• _Your instructions_
Reproduce every line of the material below, but drop the pictures.
--- start Material supplied ---
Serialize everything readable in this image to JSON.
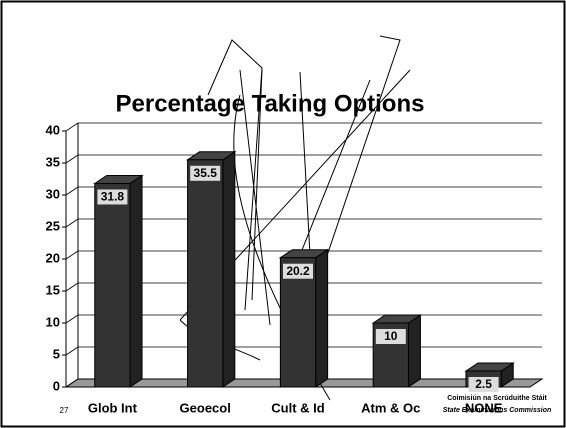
{
  "chart_data": {
    "type": "bar",
    "title": "Percentage Taking Options",
    "categories": [
      "Glob Int",
      "Geoecol",
      "Cult & Id",
      "Atm & Oc",
      "NONE"
    ],
    "values": [
      31.8,
      35.5,
      20.2,
      10,
      2.5
    ],
    "color": "#333333",
    "ylim": [
      0,
      40
    ],
    "yticks": [
      0,
      5,
      10,
      15,
      20,
      25,
      30,
      35,
      40
    ],
    "grid": true
  },
  "slide_number": "27",
  "footer": [
    "Coimisiún na Scrúduithe Stáit",
    "State Examinations Commission"
  ]
}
--- end Material supplied ---
• _The result_
Serialize everything readable in this image to JSON.
{
  "chart_data": {
    "type": "bar",
    "title": "Percentage Taking Options",
    "categories": [
      "Glob Int",
      "Geoecol",
      "Cult & Id",
      "Atm & Oc",
      "NONE"
    ],
    "values": [
      31.8,
      35.5,
      20.2,
      10,
      2.5
    ],
    "color": "#333333",
    "ylim": [
      0,
      40
    ],
    "yticks": [
      0,
      5,
      10,
      15,
      20,
      25,
      30,
      35,
      40
    ],
    "grid": true
  },
  "slide_number": "27",
  "footer": [
    "Coimisiún na Scrúduithe Stáit",
    "State Examinations Commission"
  ]
}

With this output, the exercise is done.